• [Exercise aim]
Every record should be written out exactly, with the pictures left out.

--- Start of Record extracts ---

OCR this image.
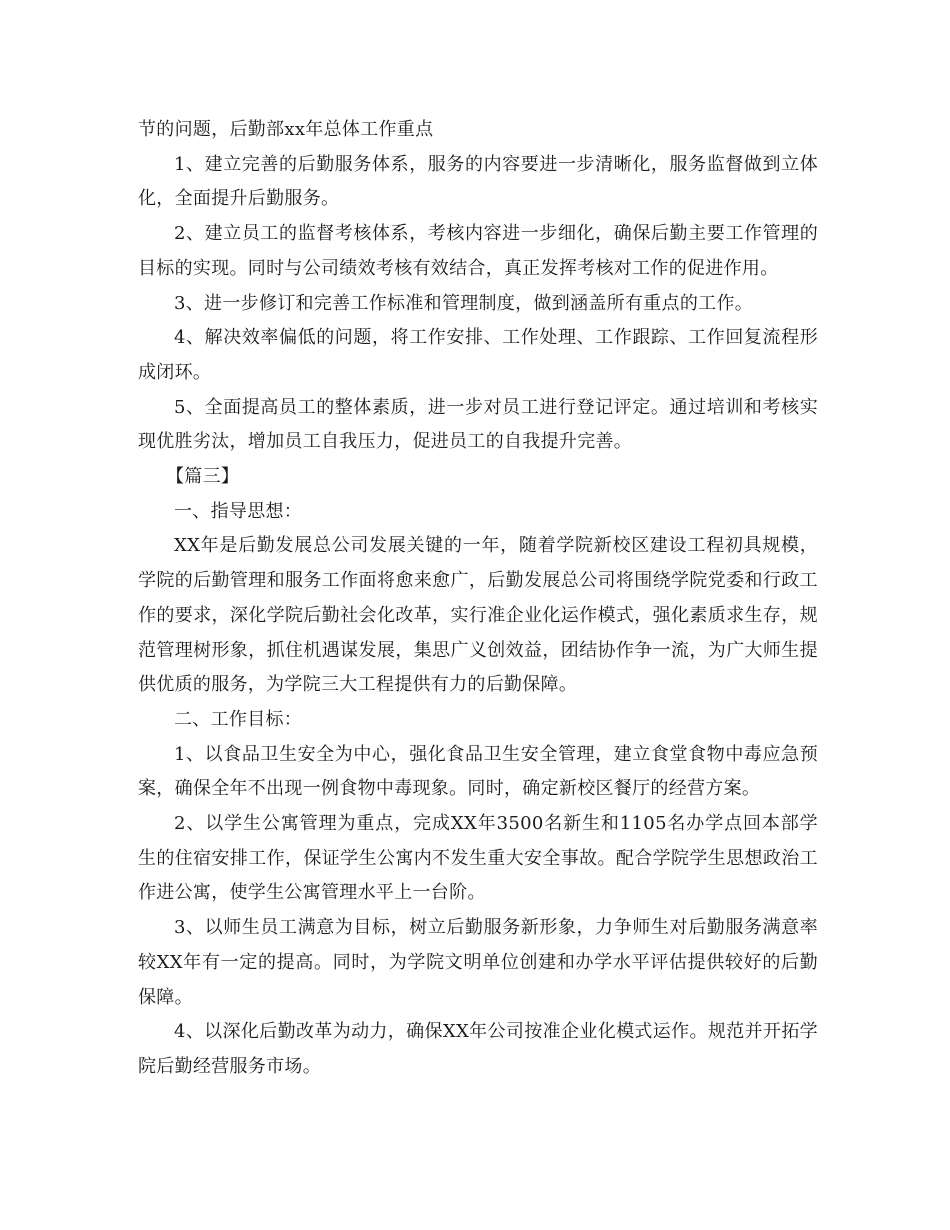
节的问题，后勤部xx年总体工作重点

1、建立完善的后勤服务体系，服务的内容要进一步清晰化，服务监督做到立体化，全面提升后勤服务。

2、建立员工的监督考核体系，考核内容进一步细化，确保后勤主要工作管理的目标的实现。同时与公司绩效考核有效结合，真正发挥考核对工作的促进作用。

3、进一步修订和完善工作标准和管理制度，做到涵盖所有重点的工作。

4、解决效率偏低的问题，将工作安排、工作处理、工作跟踪、工作回复流程形成闭环。

5、全面提高员工的整体素质，进一步对员工进行登记评定。通过培训和考核实现优胜劣汰，增加员工自我压力，促进员工的自我提升完善。

【篇三】

一、指导思想：

XX年是后勤发展总公司发展关键的一年，随着学院新校区建设工程初具规模，学院的后勤管理和服务工作面将愈来愈广，后勤发展总公司将围绕学院党委和行政工作的要求，深化学院后勤社会化改革，实行准企业化运作模式，强化素质求生存，规范管理树形象，抓住机遇谋发展，集思广义创效益，团结协作争一流，为广大师生提供优质的服务，为学院三大工程提供有力的后勤保障。

二、工作目标：

1、以食品卫生安全为中心，强化食品卫生安全管理，建立食堂食物中毒应急预案，确保全年不出现一例食物中毒现象。同时，确定新校区餐厅的经营方案。

2、以学生公寓管理为重点，完成XX年3500名新生和1105名办学点回本部学生的住宿安排工作，保证学生公寓内不发生重大安全事故。配合学院学生思想政治工作进公寓，使学生公寓管理水平上一台阶。

3、以师生员工满意为目标，树立后勤服务新形象，力争师生对后勤服务满意率较XX年有一定的提高。同时，为学院文明单位创建和办学水平评估提供较好的后勤保障。

4、以深化后勤改革为动力，确保XX年公司按准企业化模式运作。规范并开拓学院后勤经营服务市场。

--- End of Record extracts ---

• [Solution for this problem]
OCR this image.
节的问题，后勤部xx年总体工作重点

1、建立完善的后勤服务体系，服务的内容要进一步清晰化，服务监督做到立体化，全面提升后勤服务。

2、建立员工的监督考核体系，考核内容进一步细化，确保后勤主要工作管理的目标的实现。同时与公司绩效考核有效结合，真正发挥考核对工作的促进作用。

3、进一步修订和完善工作标准和管理制度，做到涵盖所有重点的工作。

4、解决效率偏低的问题，将工作安排、工作处理、工作跟踪、工作回复流程形成闭环。

5、全面提高员工的整体素质，进一步对员工进行登记评定。通过培训和考核实现优胜劣汰，增加员工自我压力，促进员工的自我提升完善。

【篇三】

一、指导思想：

XX年是后勤发展总公司发展关键的一年，随着学院新校区建设工程初具规模，学院的后勤管理和服务工作面将愈来愈广，后勤发展总公司将围绕学院党委和行政工作的要求，深化学院后勤社会化改革，实行准企业化运作模式，强化素质求生存，规范管理树形象，抓住机遇谋发展，集思广义创效益，团结协作争一流，为广大师生提供优质的服务，为学院三大工程提供有力的后勤保障。

二、工作目标：

1、以食品卫生安全为中心，强化食品卫生安全管理，建立食堂食物中毒应急预案，确保全年不出现一例食物中毒现象。同时，确定新校区餐厅的经营方案。

2、以学生公寓管理为重点，完成XX年3500名新生和1105名办学点回本部学生的住宿安排工作，保证学生公寓内不发生重大安全事故。配合学院学生思想政治工作进公寓，使学生公寓管理水平上一台阶。

3、以师生员工满意为目标，树立后勤服务新形象，力争师生对后勤服务满意率较XX年有一定的提高。同时，为学院文明单位创建和办学水平评估提供较好的后勤保障。

4、以深化后勤改革为动力，确保XX年公司按准企业化模式运作。规范并开拓学院后勤经营服务市场。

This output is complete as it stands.